## start Records supplied

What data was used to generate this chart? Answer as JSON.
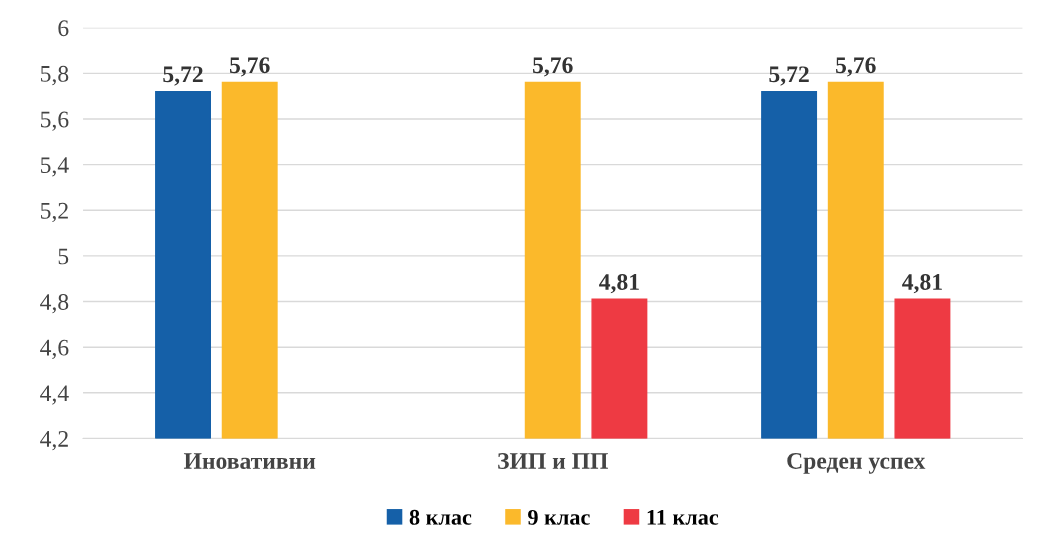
{
  "chart_data": {
    "type": "bar",
    "categories": [
      "Иновативни",
      "ЗИП и ПП",
      "Среден успех"
    ],
    "series": [
      {
        "name": "8 клас",
        "color": "#1560a8",
        "values": [
          5.72,
          null,
          5.72
        ],
        "value_labels": [
          "5,72",
          null,
          "5,72"
        ]
      },
      {
        "name": "9 клас",
        "color": "#fbb92b",
        "values": [
          5.76,
          5.76,
          5.76
        ],
        "value_labels": [
          "5,76",
          "5,76",
          "5,76"
        ]
      },
      {
        "name": "11 клас",
        "color": "#ee3a43",
        "values": [
          null,
          4.81,
          4.81
        ],
        "value_labels": [
          null,
          "4,81",
          "4,81"
        ]
      }
    ],
    "ylim": [
      4.2,
      6
    ],
    "yticks": [
      {
        "value": 4.2,
        "label": "4,2"
      },
      {
        "value": 4.4,
        "label": "4,4"
      },
      {
        "value": 4.6,
        "label": "4,6"
      },
      {
        "value": 4.8,
        "label": "4,8"
      },
      {
        "value": 5,
        "label": "5"
      },
      {
        "value": 5.2,
        "label": "5,2"
      },
      {
        "value": 5.4,
        "label": "5,4"
      },
      {
        "value": 5.6,
        "label": "5,6"
      },
      {
        "value": 5.8,
        "label": "5,8"
      },
      {
        "value": 6,
        "label": "6"
      }
    ],
    "grid": "y",
    "legend": "bottom"
  }
}
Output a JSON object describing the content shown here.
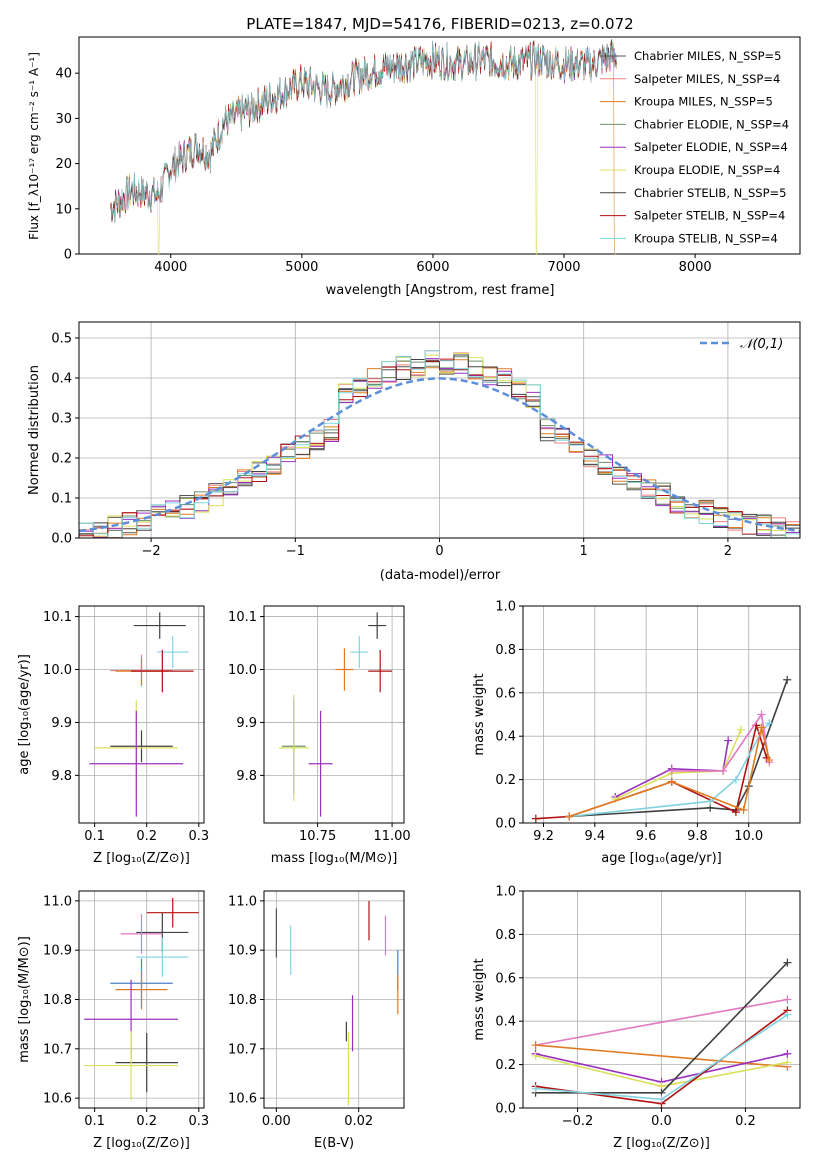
{
  "figure_title": "PLATE=1847, MJD=54176, FIBERID=0213, z=0.072",
  "colors": {
    "c0": "#555555",
    "c1": "#f08080",
    "c2": "#e07b22",
    "c3": "#6e8f6e",
    "c4": "#9b30c0",
    "c5": "#d9e05a",
    "c6": "#404040",
    "c7": "#b01010",
    "c8": "#80d4e0",
    "gauss": "#5b8fd9",
    "pink": "#e377c2",
    "blue": "#4e7fc8"
  },
  "chart_data": [
    {
      "type": "line",
      "xlabel": "wavelength [Angstrom, rest frame]",
      "ylabel": "Flux [f_λ10⁻¹⁷ erg cm⁻² s⁻¹ A⁻¹]",
      "xlim": [
        3300,
        8800
      ],
      "ylim": [
        0,
        48
      ],
      "xticks": [
        4000,
        5000,
        6000,
        7000,
        8000
      ],
      "yticks": [
        0,
        10,
        20,
        30,
        40
      ],
      "grid": false,
      "legend_position": "top-right",
      "continuum": {
        "x": [
          3540,
          3700,
          3900,
          4000,
          4200,
          4300,
          4400,
          4600,
          4800,
          5000,
          5200,
          5400,
          5600,
          5800,
          6000,
          6200,
          6400,
          6600,
          6800,
          7000,
          7200,
          7400
        ],
        "y": [
          10,
          14,
          13,
          19,
          24,
          22,
          29,
          32,
          35,
          38,
          36,
          39,
          41,
          42,
          43,
          42,
          43,
          42,
          43,
          42,
          42,
          44
        ]
      },
      "series": [
        {
          "name": "Chabrier MILES, N_SSP=5",
          "color": "c0"
        },
        {
          "name": "Salpeter MILES, N_SSP=4",
          "color": "c1"
        },
        {
          "name": "Kroupa MILES, N_SSP=5",
          "color": "c2"
        },
        {
          "name": "Chabrier ELODIE, N_SSP=4",
          "color": "c3"
        },
        {
          "name": "Salpeter ELODIE, N_SSP=4",
          "color": "c4"
        },
        {
          "name": "Kroupa ELODIE, N_SSP=4",
          "color": "c5"
        },
        {
          "name": "Chabrier STELIB, N_SSP=5",
          "color": "c6"
        },
        {
          "name": "Salpeter STELIB, N_SSP=4",
          "color": "c7"
        },
        {
          "name": "Kroupa STELIB, N_SSP=4",
          "color": "c8"
        }
      ]
    },
    {
      "type": "histogram",
      "xlabel": "(data-model)/error",
      "ylabel": "Normed distribution",
      "xlim": [
        -2.5,
        2.5
      ],
      "ylim": [
        0,
        0.54
      ],
      "xticks": [
        -2,
        -1,
        0,
        1,
        2
      ],
      "yticks": [
        0.0,
        0.1,
        0.2,
        0.3,
        0.4,
        0.5
      ],
      "grid": true,
      "legend_position": "top-right",
      "legend": "𝒩(0,1)",
      "bin_width": 0.1,
      "series_colors": [
        "c0",
        "c1",
        "c2",
        "c3",
        "c4",
        "c5",
        "c6",
        "c7",
        "c8"
      ]
    },
    {
      "type": "errorbar",
      "xlabel": "Z [log₁₀(Z/Z⊙)]",
      "ylabel": "age  [log₁₀(age/yr)]",
      "xlim": [
        0.07,
        0.31
      ],
      "ylim": [
        9.71,
        10.12
      ],
      "xticks": [
        0.1,
        0.2,
        0.3
      ],
      "yticks": [
        9.8,
        9.9,
        10.0,
        10.1
      ],
      "grid": true,
      "points": [
        {
          "x": 0.225,
          "y": 10.083,
          "xerr": 0.05,
          "yerr": 0.025,
          "color": "c6"
        },
        {
          "x": 0.25,
          "y": 10.033,
          "xerr": 0.03,
          "yerr": 0.03,
          "color": "c8"
        },
        {
          "x": 0.19,
          "y": 9.998,
          "xerr": 0.06,
          "yerr": 0.03,
          "color": "c1"
        },
        {
          "x": 0.19,
          "y": 9.997,
          "xerr": 0.05,
          "yerr": 0.025,
          "color": "c2"
        },
        {
          "x": 0.23,
          "y": 9.997,
          "xerr": 0.06,
          "yerr": 0.04,
          "color": "c7"
        },
        {
          "x": 0.19,
          "y": 9.855,
          "xerr": 0.06,
          "yerr": 0.03,
          "color": "c6"
        },
        {
          "x": 0.18,
          "y": 9.852,
          "xerr": 0.08,
          "yerr": 0.09,
          "color": "c5"
        },
        {
          "x": 0.18,
          "y": 9.822,
          "xerr": 0.09,
          "yerr": 0.1,
          "color": "c4"
        }
      ]
    },
    {
      "type": "errorbar",
      "xlabel": "mass [log₁₀(M/M⊙)]",
      "xlim": [
        10.57,
        11.04
      ],
      "ylim": [
        9.71,
        10.12
      ],
      "xticks": [
        10.75,
        11.0
      ],
      "yticks": [
        9.8,
        9.9,
        10.0,
        10.1
      ],
      "grid": true,
      "points": [
        {
          "x": 10.95,
          "y": 10.083,
          "xerr": 0.03,
          "yerr": 0.025,
          "color": "c6"
        },
        {
          "x": 10.89,
          "y": 10.033,
          "xerr": 0.03,
          "yerr": 0.03,
          "color": "c8"
        },
        {
          "x": 10.84,
          "y": 10.0,
          "xerr": 0.03,
          "yerr": 0.04,
          "color": "c2"
        },
        {
          "x": 10.96,
          "y": 9.997,
          "xerr": 0.04,
          "yerr": 0.04,
          "color": "c7"
        },
        {
          "x": 10.67,
          "y": 9.855,
          "xerr": 0.04,
          "yerr": 0.09,
          "color": "c3"
        },
        {
          "x": 10.67,
          "y": 9.852,
          "xerr": 0.05,
          "yerr": 0.1,
          "color": "c5"
        },
        {
          "x": 10.76,
          "y": 9.822,
          "xerr": 0.04,
          "yerr": 0.1,
          "color": "c4"
        }
      ]
    },
    {
      "type": "line",
      "xlabel": "age  [log₁₀(age/yr)]",
      "ylabel": "mass weight",
      "xlim": [
        9.12,
        10.2
      ],
      "ylim": [
        0,
        1
      ],
      "xticks": [
        9.2,
        9.4,
        9.6,
        9.8,
        10.0
      ],
      "yticks": [
        0.0,
        0.2,
        0.4,
        0.6,
        0.8,
        1.0
      ],
      "grid": true,
      "series": [
        {
          "color": "c6",
          "x": [
            9.3,
            9.85,
            9.95,
            10.0,
            10.15
          ],
          "y": [
            0.03,
            0.07,
            0.06,
            0.17,
            0.66
          ]
        },
        {
          "color": "c7",
          "x": [
            9.17,
            9.3,
            9.7,
            9.95,
            10.03,
            10.07
          ],
          "y": [
            0.02,
            0.03,
            0.19,
            0.05,
            0.45,
            0.3
          ]
        },
        {
          "color": "c8",
          "x": [
            9.3,
            9.85,
            9.95,
            10.05,
            10.08
          ],
          "y": [
            0.03,
            0.1,
            0.2,
            0.42,
            0.46
          ]
        },
        {
          "color": "c4",
          "x": [
            9.48,
            9.7,
            9.9,
            9.92
          ],
          "y": [
            0.12,
            0.25,
            0.24,
            0.38
          ]
        },
        {
          "color": "c5",
          "x": [
            9.48,
            9.7,
            9.9,
            9.97
          ],
          "y": [
            0.11,
            0.23,
            0.24,
            0.43
          ]
        },
        {
          "color": "pink",
          "x": [
            9.7,
            9.9,
            10.05,
            10.08
          ],
          "y": [
            0.24,
            0.24,
            0.5,
            0.28
          ]
        },
        {
          "color": "c2",
          "x": [
            9.3,
            9.7,
            9.98,
            10.05,
            10.08
          ],
          "y": [
            0.03,
            0.19,
            0.06,
            0.44,
            0.29
          ]
        }
      ]
    },
    {
      "type": "errorbar",
      "xlabel": "Z [log₁₀(Z/Z⊙)]",
      "ylabel": "mass [log₁₀(M/M⊙)]",
      "xlim": [
        0.07,
        0.31
      ],
      "ylim": [
        10.58,
        11.02
      ],
      "xticks": [
        0.1,
        0.2,
        0.3
      ],
      "yticks": [
        10.6,
        10.7,
        10.8,
        10.9,
        11.0
      ],
      "grid": true,
      "points": [
        {
          "x": 0.25,
          "y": 10.976,
          "xerr": 0.05,
          "yerr": 0.03,
          "color": "c7"
        },
        {
          "x": 0.23,
          "y": 10.936,
          "xerr": 0.05,
          "yerr": 0.04,
          "color": "c6"
        },
        {
          "x": 0.19,
          "y": 10.933,
          "xerr": 0.04,
          "yerr": 0.04,
          "color": "pink"
        },
        {
          "x": 0.23,
          "y": 10.886,
          "xerr": 0.05,
          "yerr": 0.04,
          "color": "c8"
        },
        {
          "x": 0.19,
          "y": 10.833,
          "xerr": 0.06,
          "yerr": 0.05,
          "color": "blue"
        },
        {
          "x": 0.19,
          "y": 10.82,
          "xerr": 0.05,
          "yerr": 0.04,
          "color": "c2"
        },
        {
          "x": 0.17,
          "y": 10.76,
          "xerr": 0.09,
          "yerr": 0.08,
          "color": "c4"
        },
        {
          "x": 0.2,
          "y": 10.672,
          "xerr": 0.06,
          "yerr": 0.06,
          "color": "c6"
        },
        {
          "x": 0.17,
          "y": 10.666,
          "xerr": 0.09,
          "yerr": 0.07,
          "color": "c5"
        }
      ]
    },
    {
      "type": "errorbar",
      "xlabel": "E(B-V)",
      "xlim": [
        -0.003,
        0.031
      ],
      "ylim": [
        10.58,
        11.02
      ],
      "xticks": [
        0.0,
        0.02
      ],
      "yticks": [
        10.6,
        10.7,
        10.8,
        10.9,
        11.0
      ],
      "grid": true,
      "points": [
        {
          "x": 0.0,
          "y": 10.935,
          "yerr": 0.05,
          "color": "c0"
        },
        {
          "x": 0.0035,
          "y": 10.9,
          "yerr": 0.05,
          "color": "c8"
        },
        {
          "x": 0.017,
          "y": 10.735,
          "yerr": 0.02,
          "color": "c6"
        },
        {
          "x": 0.0175,
          "y": 10.66,
          "yerr": 0.075,
          "color": "c5"
        },
        {
          "x": 0.0185,
          "y": 10.752,
          "yerr": 0.057,
          "color": "c4"
        },
        {
          "x": 0.0225,
          "y": 10.96,
          "yerr": 0.04,
          "color": "c7"
        },
        {
          "x": 0.0265,
          "y": 10.93,
          "yerr": 0.04,
          "color": "pink"
        },
        {
          "x": 0.0295,
          "y": 10.86,
          "yerr": 0.04,
          "color": "blue"
        },
        {
          "x": 0.0295,
          "y": 10.81,
          "yerr": 0.04,
          "color": "c2"
        }
      ]
    },
    {
      "type": "line",
      "xlabel": "Z [log₁₀(Z/Z⊙)]",
      "ylabel": "mass weight",
      "xlim": [
        -0.33,
        0.33
      ],
      "ylim": [
        0,
        1
      ],
      "xticks": [
        -0.2,
        0.0,
        0.2
      ],
      "yticks": [
        0.0,
        0.2,
        0.4,
        0.6,
        0.8,
        1.0
      ],
      "grid": true,
      "series": [
        {
          "color": "pink",
          "x": [
            -0.3,
            0.3
          ],
          "y": [
            0.29,
            0.5
          ]
        },
        {
          "color": "c2",
          "x": [
            -0.3,
            0.3
          ],
          "y": [
            0.29,
            0.19
          ]
        },
        {
          "color": "c4",
          "x": [
            -0.3,
            0.0,
            0.3
          ],
          "y": [
            0.25,
            0.12,
            0.25
          ]
        },
        {
          "color": "c5",
          "x": [
            -0.3,
            0.0,
            0.3
          ],
          "y": [
            0.24,
            0.1,
            0.21
          ]
        },
        {
          "color": "c6",
          "x": [
            -0.3,
            0.0,
            0.3
          ],
          "y": [
            0.07,
            0.07,
            0.67
          ]
        },
        {
          "color": "c7",
          "x": [
            -0.3,
            0.0,
            0.3
          ],
          "y": [
            0.1,
            0.02,
            0.45
          ]
        },
        {
          "color": "c8",
          "x": [
            -0.3,
            0.0,
            0.3
          ],
          "y": [
            0.09,
            0.04,
            0.43
          ]
        }
      ]
    }
  ]
}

## end Records supplied

- [What the exercise asks]
Go through the data above and find the lines with the word "log₁₀". Copy each of those lines.

- [Reply to the exercise]
      "xlabel": "Z [log₁₀(Z/Z⊙)]",
      "ylabel": "age  [log₁₀(age/yr)]",
      "xlabel": "mass [log₁₀(M/M⊙)]",
      "xlabel": "age  [log₁₀(age/yr)]",
      "xlabel": "Z [log₁₀(Z/Z⊙)]",
      "ylabel": "mass [log₁₀(M/M⊙)]",
      "xlabel": "Z [log₁₀(Z/Z⊙)]",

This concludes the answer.